- _Short task 1_: Transcribe the passage of the article on the 1992 Olympic women's quadruple sculls from "- Date: 28 July" up to and including "of Banyoles, Spain.".

- _Reading text_:
"""
- Date: 28 July – 2 August 1992
- Competitors: 36 from 9 nations

Medalists
- 1st place, gold medalist(s):  / Sybille Schmidt Birgit Peter Kerstin Müller Kristina Mundt / Germany
- 2nd place, silver medalist(s):  / Anişoara Dobre Doina Ignat Constanța Burcică Veronica Cochela / Romania
- 3rd place, bronze medalist(s):  / Antonina Zelikovich Tetiana Ustiuzhanina Ekaterina Karsten Yelena Khloptseva / Unified Team

= Rowing at the 1992 Summer Olympics – Women's quadruple sculls =

The women's quadruple sculls competition at the 1992 Summer Olympics took place at took place at Lake of Banyoles, Spain.

==Competition format==

The competition consisted of two main rounds (heats and finals) as well as a repechage. The 9 boats were divided into two heats for the first round, with 4 or 5 boats in each heat. The first-place boat in each heat (2 boats total) advanced directly to the "A" final. The remaining 7 boats were placed in the repechage. The repechage featured two heats, with 3 or 4 boats in each heat. The top two boats in each repechage heat (4 boats total) advanced to the "A" final, while the remaining 3 boats (3rd and 4th placers in the repechage heats) were sent to the "B" final.

The boats in the "A" final competed for medals and 4th through 6th place; the boats in the "B" final competed for 7th through 9th.

All races were over a 2000-metre course.
"""
- _Short task 2_: Repeat the rows below word for word, from the first row up to and including the row with "demand-cell: 1 240 — [280, 295, 392, 317]".

- _Given data_:
"""
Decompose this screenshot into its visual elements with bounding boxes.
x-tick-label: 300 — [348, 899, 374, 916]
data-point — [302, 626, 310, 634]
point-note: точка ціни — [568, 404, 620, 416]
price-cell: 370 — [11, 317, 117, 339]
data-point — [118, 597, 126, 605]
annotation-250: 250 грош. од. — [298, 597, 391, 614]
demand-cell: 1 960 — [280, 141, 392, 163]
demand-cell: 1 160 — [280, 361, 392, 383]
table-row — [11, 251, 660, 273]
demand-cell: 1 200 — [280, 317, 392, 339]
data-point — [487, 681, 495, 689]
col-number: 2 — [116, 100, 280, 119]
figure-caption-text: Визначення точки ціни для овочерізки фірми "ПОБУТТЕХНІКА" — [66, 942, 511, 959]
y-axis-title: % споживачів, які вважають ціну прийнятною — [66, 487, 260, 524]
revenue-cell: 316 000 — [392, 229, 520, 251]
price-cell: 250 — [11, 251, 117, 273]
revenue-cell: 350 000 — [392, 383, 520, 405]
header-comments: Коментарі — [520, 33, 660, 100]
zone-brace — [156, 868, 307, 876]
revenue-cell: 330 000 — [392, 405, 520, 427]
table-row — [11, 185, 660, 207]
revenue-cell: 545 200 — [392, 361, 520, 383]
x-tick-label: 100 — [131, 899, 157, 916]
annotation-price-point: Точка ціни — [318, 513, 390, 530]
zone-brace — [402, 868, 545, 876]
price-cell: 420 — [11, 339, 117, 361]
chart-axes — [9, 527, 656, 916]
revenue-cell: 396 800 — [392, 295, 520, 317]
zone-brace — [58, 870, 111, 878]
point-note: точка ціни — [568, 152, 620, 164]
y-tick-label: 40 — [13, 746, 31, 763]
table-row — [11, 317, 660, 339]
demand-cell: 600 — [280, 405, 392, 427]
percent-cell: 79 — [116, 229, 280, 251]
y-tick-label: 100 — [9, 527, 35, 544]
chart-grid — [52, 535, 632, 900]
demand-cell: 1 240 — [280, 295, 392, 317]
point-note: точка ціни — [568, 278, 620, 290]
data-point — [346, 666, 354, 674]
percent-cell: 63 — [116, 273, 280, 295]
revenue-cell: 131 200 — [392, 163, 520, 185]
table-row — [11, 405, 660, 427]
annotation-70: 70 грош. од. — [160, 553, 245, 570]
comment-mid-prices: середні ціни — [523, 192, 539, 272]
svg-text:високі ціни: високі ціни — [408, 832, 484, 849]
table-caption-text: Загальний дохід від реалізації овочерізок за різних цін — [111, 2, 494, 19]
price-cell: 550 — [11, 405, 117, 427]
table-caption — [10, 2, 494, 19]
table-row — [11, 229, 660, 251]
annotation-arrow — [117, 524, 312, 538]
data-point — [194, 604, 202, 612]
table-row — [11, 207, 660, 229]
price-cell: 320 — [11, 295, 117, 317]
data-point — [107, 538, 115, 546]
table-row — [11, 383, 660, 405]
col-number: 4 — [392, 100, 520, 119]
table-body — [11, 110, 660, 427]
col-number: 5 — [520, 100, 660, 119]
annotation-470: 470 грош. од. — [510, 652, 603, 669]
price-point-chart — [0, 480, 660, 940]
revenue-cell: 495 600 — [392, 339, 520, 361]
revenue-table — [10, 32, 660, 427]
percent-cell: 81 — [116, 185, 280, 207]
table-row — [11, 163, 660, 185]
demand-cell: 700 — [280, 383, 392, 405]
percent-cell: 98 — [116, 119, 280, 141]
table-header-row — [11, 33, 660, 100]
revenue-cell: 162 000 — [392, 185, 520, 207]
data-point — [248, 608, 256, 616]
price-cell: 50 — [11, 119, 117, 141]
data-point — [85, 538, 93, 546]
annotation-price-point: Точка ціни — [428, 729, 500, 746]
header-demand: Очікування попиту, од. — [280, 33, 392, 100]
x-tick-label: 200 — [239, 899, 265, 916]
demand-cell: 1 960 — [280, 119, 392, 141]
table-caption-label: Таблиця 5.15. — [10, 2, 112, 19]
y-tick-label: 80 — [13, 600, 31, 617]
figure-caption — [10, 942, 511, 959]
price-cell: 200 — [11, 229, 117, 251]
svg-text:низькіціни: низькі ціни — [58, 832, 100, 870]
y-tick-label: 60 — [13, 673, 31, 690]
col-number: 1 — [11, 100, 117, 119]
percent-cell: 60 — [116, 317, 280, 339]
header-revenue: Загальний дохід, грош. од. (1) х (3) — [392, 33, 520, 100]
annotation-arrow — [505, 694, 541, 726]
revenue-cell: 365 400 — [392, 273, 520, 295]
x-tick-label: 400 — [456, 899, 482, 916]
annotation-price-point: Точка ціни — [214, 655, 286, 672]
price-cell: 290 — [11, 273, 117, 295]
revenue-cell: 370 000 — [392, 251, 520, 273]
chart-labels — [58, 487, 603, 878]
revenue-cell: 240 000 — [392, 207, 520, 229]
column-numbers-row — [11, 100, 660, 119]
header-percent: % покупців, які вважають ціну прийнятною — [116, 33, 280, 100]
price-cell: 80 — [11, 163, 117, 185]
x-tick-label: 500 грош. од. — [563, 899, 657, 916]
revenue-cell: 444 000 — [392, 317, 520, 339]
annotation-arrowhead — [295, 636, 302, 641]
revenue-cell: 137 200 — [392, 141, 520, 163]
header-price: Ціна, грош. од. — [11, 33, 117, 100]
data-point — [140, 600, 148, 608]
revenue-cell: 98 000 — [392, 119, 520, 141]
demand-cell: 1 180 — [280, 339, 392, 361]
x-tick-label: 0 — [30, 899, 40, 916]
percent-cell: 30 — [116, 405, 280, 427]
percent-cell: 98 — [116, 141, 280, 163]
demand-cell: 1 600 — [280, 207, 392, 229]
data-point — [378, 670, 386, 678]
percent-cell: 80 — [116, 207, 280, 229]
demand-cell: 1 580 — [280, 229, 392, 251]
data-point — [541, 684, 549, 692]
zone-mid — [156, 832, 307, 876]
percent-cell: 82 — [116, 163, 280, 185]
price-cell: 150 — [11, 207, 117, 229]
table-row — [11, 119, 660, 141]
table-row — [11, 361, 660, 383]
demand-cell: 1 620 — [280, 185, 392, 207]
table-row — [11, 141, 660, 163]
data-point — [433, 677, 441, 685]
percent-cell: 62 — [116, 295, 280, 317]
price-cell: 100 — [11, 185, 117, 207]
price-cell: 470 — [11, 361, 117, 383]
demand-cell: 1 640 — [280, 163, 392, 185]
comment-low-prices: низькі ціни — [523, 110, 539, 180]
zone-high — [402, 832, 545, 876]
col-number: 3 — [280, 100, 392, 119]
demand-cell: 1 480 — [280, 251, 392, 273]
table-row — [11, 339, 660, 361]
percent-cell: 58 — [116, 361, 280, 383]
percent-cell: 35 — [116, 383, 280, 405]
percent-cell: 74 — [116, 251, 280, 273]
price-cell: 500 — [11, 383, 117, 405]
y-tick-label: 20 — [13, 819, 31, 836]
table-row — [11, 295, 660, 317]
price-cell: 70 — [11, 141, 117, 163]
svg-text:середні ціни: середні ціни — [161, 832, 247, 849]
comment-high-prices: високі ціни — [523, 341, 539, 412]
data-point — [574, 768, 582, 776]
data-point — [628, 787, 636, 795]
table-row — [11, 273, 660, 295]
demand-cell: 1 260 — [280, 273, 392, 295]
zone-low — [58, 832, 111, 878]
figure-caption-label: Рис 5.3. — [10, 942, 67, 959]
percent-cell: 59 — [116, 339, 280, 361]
"""
- _Solution 1_:
- Date: 28 July – 2 August 1992
- Competitors: 36 from 9 nations

Medalists
- 1st place, gold medalist(s):  / Sybille Schmidt Birgit Peter Kerstin Müller Kristina Mundt / Germany
- 2nd place, silver medalist(s):  / Anişoara Dobre Doina Ignat Constanța Burcică Veronica Cochela / Romania
- 3rd place, bronze medalist(s):  / Antonina Zelikovich Tetiana Ustiuzhanina Ekaterina Karsten Yelena Khloptseva / Unified Team

= Rowing at the 1992 Summer Olympics – Women's quadruple sculls =

The women's quadruple sculls competition at the 1992 Summer Olympics took place at took place at Lake of Banyoles, Spain.

- _Solution 2_:
Decompose this screenshot into its visual elements with bounding boxes.
x-tick-label: 300 — [348, 899, 374, 916]
data-point — [302, 626, 310, 634]
point-note: точка ціни — [568, 404, 620, 416]
price-cell: 370 — [11, 317, 117, 339]
data-point — [118, 597, 126, 605]
annotation-250: 250 грош. од. — [298, 597, 391, 614]
demand-cell: 1 960 — [280, 141, 392, 163]
demand-cell: 1 160 — [280, 361, 392, 383]
table-row — [11, 251, 660, 273]
demand-cell: 1 200 — [280, 317, 392, 339]
data-point — [487, 681, 495, 689]
col-number: 2 — [116, 100, 280, 119]
figure-caption-text: Визначення точки ціни для овочерізки фірми "ПОБУТТЕХНІКА" — [66, 942, 511, 959]
y-axis-title: % споживачів, які вважають ціну прийнятною — [66, 487, 260, 524]
revenue-cell: 316 000 — [392, 229, 520, 251]
price-cell: 250 — [11, 251, 117, 273]
revenue-cell: 350 000 — [392, 383, 520, 405]
header-comments: Коментарі — [520, 33, 660, 100]
zone-brace — [156, 868, 307, 876]
revenue-cell: 330 000 — [392, 405, 520, 427]
table-row — [11, 185, 660, 207]
revenue-cell: 545 200 — [392, 361, 520, 383]
x-tick-label: 100 — [131, 899, 157, 916]
annotation-price-point: Точка ціни — [318, 513, 390, 530]
zone-brace — [402, 868, 545, 876]
price-cell: 420 — [11, 339, 117, 361]
chart-axes — [9, 527, 656, 916]
revenue-cell: 396 800 — [392, 295, 520, 317]
zone-brace — [58, 870, 111, 878]
point-note: точка ціни — [568, 152, 620, 164]
y-tick-label: 40 — [13, 746, 31, 763]
table-row — [11, 317, 660, 339]
demand-cell: 600 — [280, 405, 392, 427]
percent-cell: 79 — [116, 229, 280, 251]
y-tick-label: 100 — [9, 527, 35, 544]
chart-grid — [52, 535, 632, 900]
demand-cell: 1 240 — [280, 295, 392, 317]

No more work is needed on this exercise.